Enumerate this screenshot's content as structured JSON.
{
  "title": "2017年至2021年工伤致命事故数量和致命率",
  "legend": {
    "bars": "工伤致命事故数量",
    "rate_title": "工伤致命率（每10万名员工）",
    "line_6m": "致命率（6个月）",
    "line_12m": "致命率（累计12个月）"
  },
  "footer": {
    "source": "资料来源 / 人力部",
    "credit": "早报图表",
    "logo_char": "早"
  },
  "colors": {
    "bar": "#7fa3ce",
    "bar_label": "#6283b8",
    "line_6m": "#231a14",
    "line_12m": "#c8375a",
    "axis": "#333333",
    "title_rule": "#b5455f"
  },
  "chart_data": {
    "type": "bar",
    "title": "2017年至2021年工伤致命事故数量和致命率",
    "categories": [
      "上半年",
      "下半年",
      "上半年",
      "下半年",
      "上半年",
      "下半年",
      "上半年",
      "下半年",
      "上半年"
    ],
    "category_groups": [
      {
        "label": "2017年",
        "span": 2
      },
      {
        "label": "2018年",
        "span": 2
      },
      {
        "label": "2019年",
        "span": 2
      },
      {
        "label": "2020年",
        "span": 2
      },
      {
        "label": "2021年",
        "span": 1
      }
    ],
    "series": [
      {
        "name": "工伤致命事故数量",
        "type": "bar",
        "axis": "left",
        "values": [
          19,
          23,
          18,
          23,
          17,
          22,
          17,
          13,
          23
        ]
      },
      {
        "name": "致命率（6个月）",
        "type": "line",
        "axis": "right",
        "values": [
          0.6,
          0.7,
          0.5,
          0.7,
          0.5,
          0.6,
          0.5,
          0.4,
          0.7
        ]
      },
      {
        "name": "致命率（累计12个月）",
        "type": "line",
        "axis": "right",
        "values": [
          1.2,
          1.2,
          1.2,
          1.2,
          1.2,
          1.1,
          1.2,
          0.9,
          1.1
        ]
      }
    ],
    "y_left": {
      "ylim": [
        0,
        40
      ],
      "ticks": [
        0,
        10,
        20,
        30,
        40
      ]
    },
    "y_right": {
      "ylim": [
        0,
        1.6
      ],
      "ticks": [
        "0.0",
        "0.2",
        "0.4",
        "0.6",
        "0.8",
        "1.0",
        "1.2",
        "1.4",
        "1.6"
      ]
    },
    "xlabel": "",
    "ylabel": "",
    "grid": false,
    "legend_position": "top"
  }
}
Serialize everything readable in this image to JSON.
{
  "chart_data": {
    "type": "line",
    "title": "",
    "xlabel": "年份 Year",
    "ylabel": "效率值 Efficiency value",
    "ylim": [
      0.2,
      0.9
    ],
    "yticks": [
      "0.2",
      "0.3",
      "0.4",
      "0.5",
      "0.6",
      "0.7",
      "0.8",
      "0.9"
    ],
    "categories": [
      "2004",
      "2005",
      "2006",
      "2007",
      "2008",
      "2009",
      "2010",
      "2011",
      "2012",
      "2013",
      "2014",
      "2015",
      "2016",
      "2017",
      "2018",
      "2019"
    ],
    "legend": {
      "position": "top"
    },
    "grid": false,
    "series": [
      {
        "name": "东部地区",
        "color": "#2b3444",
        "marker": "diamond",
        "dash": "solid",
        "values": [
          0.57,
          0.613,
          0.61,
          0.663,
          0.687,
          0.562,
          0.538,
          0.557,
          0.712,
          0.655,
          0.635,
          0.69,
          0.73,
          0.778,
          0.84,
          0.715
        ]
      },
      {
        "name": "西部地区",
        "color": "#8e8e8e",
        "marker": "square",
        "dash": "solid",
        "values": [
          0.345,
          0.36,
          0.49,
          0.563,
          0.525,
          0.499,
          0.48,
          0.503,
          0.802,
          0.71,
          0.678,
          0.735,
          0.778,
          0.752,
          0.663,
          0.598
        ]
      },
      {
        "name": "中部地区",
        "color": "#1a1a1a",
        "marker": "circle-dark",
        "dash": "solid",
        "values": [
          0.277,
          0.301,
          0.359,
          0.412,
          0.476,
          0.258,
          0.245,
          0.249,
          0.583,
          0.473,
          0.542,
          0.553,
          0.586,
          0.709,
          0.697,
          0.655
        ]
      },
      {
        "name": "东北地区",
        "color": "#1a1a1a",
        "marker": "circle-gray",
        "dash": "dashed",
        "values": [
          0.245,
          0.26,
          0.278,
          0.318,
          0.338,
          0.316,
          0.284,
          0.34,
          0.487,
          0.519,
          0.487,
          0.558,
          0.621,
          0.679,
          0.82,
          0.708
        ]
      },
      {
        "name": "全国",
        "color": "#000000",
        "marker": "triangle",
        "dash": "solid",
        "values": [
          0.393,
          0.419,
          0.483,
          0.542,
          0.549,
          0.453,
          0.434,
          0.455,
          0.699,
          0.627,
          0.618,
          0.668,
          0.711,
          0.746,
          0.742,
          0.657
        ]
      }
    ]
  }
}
━━━━━━━━━━━━━━━━
Description of the task -> Give back the data above exactly as it appears.

Correct result ->
Enumerate this screenshot's content as structured JSON.
{
  "title": "2017年至2021年工伤致命事故数量和致命率",
  "legend": {
    "bars": "工伤致命事故数量",
    "rate_title": "工伤致命率（每10万名员工）",
    "line_6m": "致命率（6个月）",
    "line_12m": "致命率（累计12个月）"
  },
  "footer": {
    "source": "资料来源 / 人力部",
    "credit": "早报图表",
    "logo_char": "早"
  },
  "colors": {
    "bar": "#7fa3ce",
    "bar_label": "#6283b8",
    "line_6m": "#231a14",
    "line_12m": "#c8375a",
    "axis": "#333333",
    "title_rule": "#b5455f"
  },
  "chart_data": {
    "type": "bar",
    "title": "2017年至2021年工伤致命事故数量和致命率",
    "categories": [
      "上半年",
      "下半年",
      "上半年",
      "下半年",
      "上半年",
      "下半年",
      "上半年",
      "下半年",
      "上半年"
    ],
    "category_groups": [
      {
        "label": "2017年",
        "span": 2
      },
      {
        "label": "2018年",
        "span": 2
      },
      {
        "label": "2019年",
        "span": 2
      },
      {
        "label": "2020年",
        "span": 2
      },
      {
        "label": "2021年",
        "span": 1
      }
    ],
    "series": [
      {
        "name": "工伤致命事故数量",
        "type": "bar",
        "axis": "left",
        "values": [
          19,
          23,
          18,
          23,
          17,
          22,
          17,
          13,
          23
        ]
      },
      {
        "name": "致命率（6个月）",
        "type": "line",
        "axis": "right",
        "values": [
          0.6,
          0.7,
          0.5,
          0.7,
          0.5,
          0.6,
          0.5,
          0.4,
          0.7
        ]
      },
      {
        "name": "致命率（累计12个月）",
        "type": "line",
        "axis": "right",
        "values": [
          1.2,
          1.2,
          1.2,
          1.2,
          1.2,
          1.1,
          1.2,
          0.9,
          1.1
        ]
      }
    ],
    "y_left": {
      "ylim": [
        0,
        40
      ],
      "ticks": [
        0,
        10,
        20,
        30,
        40
      ]
    },
    "y_right": {
      "ylim": [
        0,
        1.6
      ],
      "ticks": [
        "0.0",
        "0.2",
        "0.4",
        "0.6",
        "0.8",
        "1.0",
        "1.2",
        "1.4",
        "1.6"
      ]
    },
    "xlabel": "",
    "ylabel": "",
    "grid": false,
    "legend_position": "top"
  }
}
Serialize everything readable in this image to JSON.
{
  "chart_data": {
    "type": "line",
    "title": "",
    "xlabel": "年份 Year",
    "ylabel": "效率值 Efficiency value",
    "ylim": [
      0.2,
      0.9
    ],
    "yticks": [
      "0.2",
      "0.3",
      "0.4",
      "0.5",
      "0.6",
      "0.7",
      "0.8",
      "0.9"
    ],
    "categories": [
      "2004",
      "2005",
      "2006",
      "2007",
      "2008",
      "2009",
      "2010",
      "2011",
      "2012",
      "2013",
      "2014",
      "2015",
      "2016",
      "2017",
      "2018",
      "2019"
    ],
    "legend": {
      "position": "top"
    },
    "grid": false,
    "series": [
      {
        "name": "东部地区",
        "color": "#2b3444",
        "marker": "diamond",
        "dash": "solid",
        "values": [
          0.57,
          0.613,
          0.61,
          0.663,
          0.687,
          0.562,
          0.538,
          0.557,
          0.712,
          0.655,
          0.635,
          0.69,
          0.73,
          0.778,
          0.84,
          0.715
        ]
      },
      {
        "name": "西部地区",
        "color": "#8e8e8e",
        "marker": "square",
        "dash": "solid",
        "values": [
          0.345,
          0.36,
          0.49,
          0.563,
          0.525,
          0.499,
          0.48,
          0.503,
          0.802,
          0.71,
          0.678,
          0.735,
          0.778,
          0.752,
          0.663,
          0.598
        ]
      },
      {
        "name": "中部地区",
        "color": "#1a1a1a",
        "marker": "circle-dark",
        "dash": "solid",
        "values": [
          0.277,
          0.301,
          0.359,
          0.412,
          0.476,
          0.258,
          0.245,
          0.249,
          0.583,
          0.473,
          0.542,
          0.553,
          0.586,
          0.709,
          0.697,
          0.655
        ]
      },
      {
        "name": "东北地区",
        "color": "#1a1a1a",
        "marker": "circle-gray",
        "dash": "dashed",
        "values": [
          0.245,
          0.26,
          0.278,
          0.318,
          0.338,
          0.316,
          0.284,
          0.34,
          0.487,
          0.519,
          0.487,
          0.558,
          0.621,
          0.679,
          0.82,
          0.708
        ]
      },
      {
        "name": "全国",
        "color": "#000000",
        "marker": "triangle",
        "dash": "solid",
        "values": [
          0.393,
          0.419,
          0.483,
          0.542,
          0.549,
          0.453,
          0.434,
          0.455,
          0.699,
          0.627,
          0.618,
          0.668,
          0.711,
          0.746,
          0.742,
          0.657
        ]
      }
    ]
  }
}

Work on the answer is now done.